O dinheiro ignora a política
O noticiário de economia e negócios revela muito mais sobre o Brasil contemporâneo do que faz crer a confusão de declarações e vazamentos que preenche as páginas dos jornais e revistas em torno da atual campanha eleitoral.
O alinhamento da imprensa, de forma majoritária, com um grupo partidário específico, é mais evidente e menos disfarçado nas eleições deste ano do que foi nas eleições presidenciais de 2002 e 2006.
O leitor, ouvinte e telespectador precisará de muito discernimento para entender o Brasil que se manifesta sob a algaravia da campanha.
Um bom resumo do que acontece está publicado nesta quarta-feira, na coluna do jornalista Vinicius Torres Freire, da Folha de S.Paulo: “Dinheiro ignora tumulto eleitoral”, diz o artigo.
Segundo o jornalista, os investidores estrangeiros continuam desembarcando festivamente na economia brasileira e o capital não dá a mínima para a barafunda eleitoral.
Mas, espere aí: não era este um governo de esquerda, e aqueles que são a oposição não seriam os defensores do capitalismo?
Essa aparente contradição, na qual uma oposição supostamente alinhada com o chamado neo-liberalismo ataca um governo chamado de populista de esquerda e não consegue ser ouvida pelo mercado, tem um motivo muito claro: a mobilidade social produzida pela combinação da estabilidade com as políticas de inclusão estimula a economia de baixo para cima, criando um ambiente positivo em toda a pirâmide social.
Aliás, os analistas já não falam em pirâmide social, pois até essa figura geométrica foi subvertida no Brasil.
A configuração das classes de renda tem agora uma base muito menor, com a redução da pobreza, e uma geometria mais para o formato de um balão, um octaedro estendido, com o centro do espectro social inflado pela nova classe média.

Conjunto de tarefas:
(a) Responda, com base no trecho sobre dinheiro e eleições:
(i) Com quais eleições presidenciais o trecho compara o alinhamento da imprensa nas eleições deste ano?
(ii) Em que jornal sai a coluna do jornalista Vinicius Torres Freire?
(iii) A que formato o trecho compara hoje a configuração das classes de renda?
(b) Como ficaria, de forma mais breve, o parágrafo do trecho sobre dinheiro e eleições que começa com "Essa aparente contradição", mantendo os fatos principais?
(c) Dê a continuação do trecho sobre dinheiro e eleições a partir do ponto em que ele termina.

Itens do conjunto de dados:
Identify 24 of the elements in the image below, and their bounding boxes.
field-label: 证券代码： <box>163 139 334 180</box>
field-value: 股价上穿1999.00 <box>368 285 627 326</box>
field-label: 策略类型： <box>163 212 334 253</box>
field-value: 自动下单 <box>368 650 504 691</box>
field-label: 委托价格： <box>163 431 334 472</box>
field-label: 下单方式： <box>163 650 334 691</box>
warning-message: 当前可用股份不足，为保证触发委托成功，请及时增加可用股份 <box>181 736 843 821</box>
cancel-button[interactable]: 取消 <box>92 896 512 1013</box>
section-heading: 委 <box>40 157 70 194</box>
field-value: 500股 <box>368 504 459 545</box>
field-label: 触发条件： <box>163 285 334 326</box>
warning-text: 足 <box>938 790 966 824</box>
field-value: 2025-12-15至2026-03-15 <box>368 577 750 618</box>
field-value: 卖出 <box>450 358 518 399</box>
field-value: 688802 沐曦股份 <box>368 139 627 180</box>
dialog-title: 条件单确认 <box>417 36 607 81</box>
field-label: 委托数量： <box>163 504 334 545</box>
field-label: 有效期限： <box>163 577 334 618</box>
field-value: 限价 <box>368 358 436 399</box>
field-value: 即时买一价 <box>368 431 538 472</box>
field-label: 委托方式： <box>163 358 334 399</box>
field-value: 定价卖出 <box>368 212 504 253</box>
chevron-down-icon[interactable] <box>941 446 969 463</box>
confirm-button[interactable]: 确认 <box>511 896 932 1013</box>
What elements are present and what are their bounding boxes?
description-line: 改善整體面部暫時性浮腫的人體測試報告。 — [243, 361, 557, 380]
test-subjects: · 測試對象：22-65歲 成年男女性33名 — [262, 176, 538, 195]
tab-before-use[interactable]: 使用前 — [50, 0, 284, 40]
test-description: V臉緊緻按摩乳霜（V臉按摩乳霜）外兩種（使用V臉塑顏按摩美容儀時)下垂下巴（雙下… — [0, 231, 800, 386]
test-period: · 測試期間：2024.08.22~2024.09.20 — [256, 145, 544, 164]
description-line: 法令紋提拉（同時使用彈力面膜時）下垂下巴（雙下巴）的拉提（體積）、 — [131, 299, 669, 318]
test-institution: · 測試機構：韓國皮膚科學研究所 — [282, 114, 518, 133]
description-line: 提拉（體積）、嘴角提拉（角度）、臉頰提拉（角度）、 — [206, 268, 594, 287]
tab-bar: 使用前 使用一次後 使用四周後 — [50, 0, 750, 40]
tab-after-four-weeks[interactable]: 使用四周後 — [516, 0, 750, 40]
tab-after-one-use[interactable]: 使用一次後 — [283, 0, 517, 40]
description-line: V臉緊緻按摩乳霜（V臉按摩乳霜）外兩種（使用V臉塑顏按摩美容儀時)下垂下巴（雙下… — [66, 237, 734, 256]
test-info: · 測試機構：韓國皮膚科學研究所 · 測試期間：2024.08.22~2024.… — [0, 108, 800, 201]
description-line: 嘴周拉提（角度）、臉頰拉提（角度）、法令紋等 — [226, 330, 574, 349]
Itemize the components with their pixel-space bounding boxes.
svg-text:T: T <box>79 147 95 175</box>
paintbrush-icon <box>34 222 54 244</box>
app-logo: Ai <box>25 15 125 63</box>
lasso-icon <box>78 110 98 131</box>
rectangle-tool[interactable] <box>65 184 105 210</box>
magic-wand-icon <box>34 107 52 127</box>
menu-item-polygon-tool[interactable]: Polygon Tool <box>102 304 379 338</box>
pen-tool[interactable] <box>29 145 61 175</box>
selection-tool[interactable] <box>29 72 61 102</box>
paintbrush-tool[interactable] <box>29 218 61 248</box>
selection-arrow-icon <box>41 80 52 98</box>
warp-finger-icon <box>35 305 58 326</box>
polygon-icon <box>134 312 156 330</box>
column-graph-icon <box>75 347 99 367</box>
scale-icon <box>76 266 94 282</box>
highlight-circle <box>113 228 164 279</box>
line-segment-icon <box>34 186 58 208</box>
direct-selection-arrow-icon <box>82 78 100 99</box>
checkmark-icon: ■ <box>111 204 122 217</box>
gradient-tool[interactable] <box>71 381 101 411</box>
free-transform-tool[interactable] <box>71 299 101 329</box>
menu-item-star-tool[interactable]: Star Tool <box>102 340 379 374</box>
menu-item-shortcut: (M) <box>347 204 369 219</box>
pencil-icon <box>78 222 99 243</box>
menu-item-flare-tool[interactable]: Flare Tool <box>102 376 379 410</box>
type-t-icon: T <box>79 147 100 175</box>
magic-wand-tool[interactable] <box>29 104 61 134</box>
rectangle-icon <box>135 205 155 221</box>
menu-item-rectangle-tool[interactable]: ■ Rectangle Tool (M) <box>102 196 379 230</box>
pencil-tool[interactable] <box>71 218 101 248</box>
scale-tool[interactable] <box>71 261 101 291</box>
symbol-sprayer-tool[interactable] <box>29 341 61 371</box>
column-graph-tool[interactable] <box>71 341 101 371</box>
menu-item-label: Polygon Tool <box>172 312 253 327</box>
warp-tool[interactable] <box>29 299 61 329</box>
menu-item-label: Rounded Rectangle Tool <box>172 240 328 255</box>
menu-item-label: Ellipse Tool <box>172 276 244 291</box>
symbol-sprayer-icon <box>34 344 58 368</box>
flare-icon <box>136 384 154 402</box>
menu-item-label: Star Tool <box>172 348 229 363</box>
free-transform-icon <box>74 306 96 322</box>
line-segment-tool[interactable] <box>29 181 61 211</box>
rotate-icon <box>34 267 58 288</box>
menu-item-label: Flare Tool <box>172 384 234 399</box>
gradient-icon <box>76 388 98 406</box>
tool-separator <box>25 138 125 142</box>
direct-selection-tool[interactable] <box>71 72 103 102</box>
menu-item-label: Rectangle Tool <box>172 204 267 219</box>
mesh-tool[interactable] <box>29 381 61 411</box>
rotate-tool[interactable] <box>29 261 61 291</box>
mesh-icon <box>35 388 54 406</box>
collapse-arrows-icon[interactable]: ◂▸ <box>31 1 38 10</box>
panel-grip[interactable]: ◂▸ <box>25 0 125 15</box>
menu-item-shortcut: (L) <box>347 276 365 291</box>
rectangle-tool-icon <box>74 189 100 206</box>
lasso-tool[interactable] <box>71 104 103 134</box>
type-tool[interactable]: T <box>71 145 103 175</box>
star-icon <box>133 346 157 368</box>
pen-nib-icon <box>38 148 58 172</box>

Respostas:
(a)
(i) Com as eleições presidenciais de 2002 e 2006.
(ii) Na Folha de S.Paulo.
(iii) Ao formato de um balão, um octaedro estendido.

(b) Uma oposição tida como neoliberal ataca um governo visto como populista de esquerda e não é ouvida pelo mercado. O motivo é a mobilidade social gerada pela estabilidade somada às políticas de inclusão. Ela estimula a economia de baixo para cima e cria um ambiente positivo em toda a pirâmide social.

(c)
Nesse cenário em que a sensação de bem-estar e de otimismo se consolida em bases reais, percebidas pelos cidadãos, o discurso oposicionista tradicional se torna inócuo.
Não adianta falar em déficit externo e juros da dívida se esses detalhes se perdem no cenário geral de crescimento.
No meio da barafunda de campanha, apenas uma vozinha, tímida e trêmula, poderia lançar um argumento relevante: é a voz da candidata Marina Silva, a questionar a sustentabilidade desse crescimento.
Mas nem a chamada oposição, nem sua aliada, a grande imprensa, parecem entender do que se trata.
A televisão faz 60 anos
Luiz Egypto, editor do Observatório da Imprensa:
– Neste próximo sábado a televisão completa 60 anos de atividade no Brasil. Tudo começou por obra e graça de Assis Chateaubriand, então controlador dos Diários Associados, à época o mais poderoso grupo brasileiro de mídia, com uma rede de jornais, agência de notícias e emissoras de rádio a cobrir praticamente todo o país.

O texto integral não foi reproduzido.